**Stated problem**
Go through the lines below. Copy those with "rhythmic".
==== Extracted material ====
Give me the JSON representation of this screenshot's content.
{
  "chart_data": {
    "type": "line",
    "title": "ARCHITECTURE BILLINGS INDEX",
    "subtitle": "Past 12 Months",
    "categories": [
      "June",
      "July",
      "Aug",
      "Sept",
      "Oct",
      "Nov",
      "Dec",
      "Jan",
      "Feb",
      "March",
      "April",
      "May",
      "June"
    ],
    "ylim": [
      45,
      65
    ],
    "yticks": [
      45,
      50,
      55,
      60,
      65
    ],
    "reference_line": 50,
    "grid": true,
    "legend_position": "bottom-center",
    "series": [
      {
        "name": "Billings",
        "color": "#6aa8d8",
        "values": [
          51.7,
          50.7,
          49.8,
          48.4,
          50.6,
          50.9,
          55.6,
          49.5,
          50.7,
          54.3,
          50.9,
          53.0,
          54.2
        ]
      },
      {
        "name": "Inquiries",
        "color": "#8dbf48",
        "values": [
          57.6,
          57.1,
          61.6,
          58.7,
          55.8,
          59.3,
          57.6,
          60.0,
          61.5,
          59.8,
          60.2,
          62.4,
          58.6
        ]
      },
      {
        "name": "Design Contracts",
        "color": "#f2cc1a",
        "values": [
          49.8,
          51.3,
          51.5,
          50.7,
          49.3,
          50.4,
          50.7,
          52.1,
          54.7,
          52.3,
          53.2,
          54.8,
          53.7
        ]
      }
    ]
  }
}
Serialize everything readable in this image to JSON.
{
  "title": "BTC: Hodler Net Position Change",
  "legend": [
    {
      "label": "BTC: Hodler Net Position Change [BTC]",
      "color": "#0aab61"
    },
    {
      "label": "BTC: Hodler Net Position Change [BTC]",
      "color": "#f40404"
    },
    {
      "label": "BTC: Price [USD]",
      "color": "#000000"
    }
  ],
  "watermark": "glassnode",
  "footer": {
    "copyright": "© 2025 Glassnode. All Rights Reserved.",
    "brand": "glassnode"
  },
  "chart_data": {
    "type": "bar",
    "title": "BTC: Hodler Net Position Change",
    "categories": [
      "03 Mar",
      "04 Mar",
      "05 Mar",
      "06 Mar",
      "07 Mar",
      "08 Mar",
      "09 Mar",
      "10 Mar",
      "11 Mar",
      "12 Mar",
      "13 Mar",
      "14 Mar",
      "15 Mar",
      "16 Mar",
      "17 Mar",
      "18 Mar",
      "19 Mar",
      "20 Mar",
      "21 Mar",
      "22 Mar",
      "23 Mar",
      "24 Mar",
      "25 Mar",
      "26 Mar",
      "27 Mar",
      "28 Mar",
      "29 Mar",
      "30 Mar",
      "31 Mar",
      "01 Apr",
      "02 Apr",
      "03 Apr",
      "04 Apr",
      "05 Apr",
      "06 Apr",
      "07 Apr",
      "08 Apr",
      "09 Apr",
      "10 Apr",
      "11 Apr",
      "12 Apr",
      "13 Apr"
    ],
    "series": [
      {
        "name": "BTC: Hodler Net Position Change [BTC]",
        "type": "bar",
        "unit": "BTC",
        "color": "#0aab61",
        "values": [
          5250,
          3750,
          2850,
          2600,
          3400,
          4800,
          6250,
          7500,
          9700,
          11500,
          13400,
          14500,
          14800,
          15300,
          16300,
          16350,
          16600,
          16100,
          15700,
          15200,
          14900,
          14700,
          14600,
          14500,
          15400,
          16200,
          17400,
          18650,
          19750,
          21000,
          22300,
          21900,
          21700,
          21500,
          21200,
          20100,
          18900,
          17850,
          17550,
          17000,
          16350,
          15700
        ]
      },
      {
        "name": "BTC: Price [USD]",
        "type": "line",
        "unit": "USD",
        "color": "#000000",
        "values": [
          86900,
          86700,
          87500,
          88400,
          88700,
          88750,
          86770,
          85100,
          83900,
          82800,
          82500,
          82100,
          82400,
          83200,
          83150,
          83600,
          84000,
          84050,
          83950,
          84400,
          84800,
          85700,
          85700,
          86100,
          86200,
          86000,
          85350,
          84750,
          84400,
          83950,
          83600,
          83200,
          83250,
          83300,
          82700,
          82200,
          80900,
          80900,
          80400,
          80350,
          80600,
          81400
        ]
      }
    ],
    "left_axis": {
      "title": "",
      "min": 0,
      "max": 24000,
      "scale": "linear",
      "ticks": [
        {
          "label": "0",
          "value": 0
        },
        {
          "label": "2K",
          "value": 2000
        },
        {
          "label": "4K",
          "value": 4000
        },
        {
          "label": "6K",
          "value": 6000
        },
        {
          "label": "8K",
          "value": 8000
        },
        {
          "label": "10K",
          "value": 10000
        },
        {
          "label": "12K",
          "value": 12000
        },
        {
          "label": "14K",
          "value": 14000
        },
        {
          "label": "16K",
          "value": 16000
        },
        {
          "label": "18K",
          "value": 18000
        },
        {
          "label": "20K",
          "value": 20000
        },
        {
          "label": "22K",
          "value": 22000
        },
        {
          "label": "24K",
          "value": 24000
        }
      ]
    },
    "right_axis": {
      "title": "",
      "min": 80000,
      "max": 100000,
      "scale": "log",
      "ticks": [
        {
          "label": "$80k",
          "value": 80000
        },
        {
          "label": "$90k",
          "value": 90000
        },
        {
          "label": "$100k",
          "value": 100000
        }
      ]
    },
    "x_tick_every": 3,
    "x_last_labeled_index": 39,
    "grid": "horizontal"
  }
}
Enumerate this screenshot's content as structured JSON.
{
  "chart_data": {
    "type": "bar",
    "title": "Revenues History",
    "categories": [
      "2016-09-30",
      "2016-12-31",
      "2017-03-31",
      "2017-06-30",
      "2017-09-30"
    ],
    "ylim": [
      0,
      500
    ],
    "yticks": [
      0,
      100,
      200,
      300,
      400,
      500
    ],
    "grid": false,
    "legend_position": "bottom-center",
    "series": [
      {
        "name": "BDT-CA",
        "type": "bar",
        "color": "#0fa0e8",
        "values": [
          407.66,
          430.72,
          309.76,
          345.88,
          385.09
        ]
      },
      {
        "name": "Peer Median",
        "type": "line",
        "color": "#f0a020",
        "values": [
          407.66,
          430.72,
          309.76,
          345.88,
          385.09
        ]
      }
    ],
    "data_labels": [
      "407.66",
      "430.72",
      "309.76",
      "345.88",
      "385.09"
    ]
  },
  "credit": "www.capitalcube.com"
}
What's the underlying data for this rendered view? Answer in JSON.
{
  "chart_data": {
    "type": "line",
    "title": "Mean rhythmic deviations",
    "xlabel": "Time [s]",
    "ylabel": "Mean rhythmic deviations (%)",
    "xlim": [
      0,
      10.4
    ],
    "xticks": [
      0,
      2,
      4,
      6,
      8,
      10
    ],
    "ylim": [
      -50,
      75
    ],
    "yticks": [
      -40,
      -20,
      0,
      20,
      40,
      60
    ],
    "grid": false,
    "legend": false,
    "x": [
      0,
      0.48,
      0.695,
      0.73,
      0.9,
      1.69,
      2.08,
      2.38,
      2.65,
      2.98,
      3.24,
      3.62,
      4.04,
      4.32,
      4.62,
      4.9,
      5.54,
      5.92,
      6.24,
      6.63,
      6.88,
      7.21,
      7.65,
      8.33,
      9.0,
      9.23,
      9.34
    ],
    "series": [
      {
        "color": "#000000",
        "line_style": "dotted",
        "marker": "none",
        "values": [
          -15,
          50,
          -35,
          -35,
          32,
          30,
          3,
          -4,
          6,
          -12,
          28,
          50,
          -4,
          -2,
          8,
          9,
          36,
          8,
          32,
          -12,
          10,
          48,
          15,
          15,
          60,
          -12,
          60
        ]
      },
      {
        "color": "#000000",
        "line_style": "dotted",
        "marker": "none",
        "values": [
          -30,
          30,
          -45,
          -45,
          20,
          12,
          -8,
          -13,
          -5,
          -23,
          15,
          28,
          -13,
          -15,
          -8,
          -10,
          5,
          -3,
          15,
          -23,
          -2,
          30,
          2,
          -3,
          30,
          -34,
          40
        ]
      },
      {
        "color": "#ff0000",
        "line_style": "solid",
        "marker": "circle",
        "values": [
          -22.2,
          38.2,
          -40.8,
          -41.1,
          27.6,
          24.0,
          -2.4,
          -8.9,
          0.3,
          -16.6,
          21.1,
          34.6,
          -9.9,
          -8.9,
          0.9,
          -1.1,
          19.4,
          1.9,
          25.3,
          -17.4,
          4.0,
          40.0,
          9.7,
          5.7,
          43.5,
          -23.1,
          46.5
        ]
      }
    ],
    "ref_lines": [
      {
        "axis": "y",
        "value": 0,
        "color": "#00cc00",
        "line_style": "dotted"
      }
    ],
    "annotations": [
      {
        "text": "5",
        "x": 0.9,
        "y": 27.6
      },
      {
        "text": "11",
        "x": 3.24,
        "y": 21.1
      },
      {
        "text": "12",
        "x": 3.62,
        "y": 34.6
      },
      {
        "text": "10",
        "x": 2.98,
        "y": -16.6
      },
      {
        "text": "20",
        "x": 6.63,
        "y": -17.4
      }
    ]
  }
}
====
**Output of the exercise**
    "title": "Mean rhythmic deviations",
    "ylabel": "Mean rhythmic deviations (%)",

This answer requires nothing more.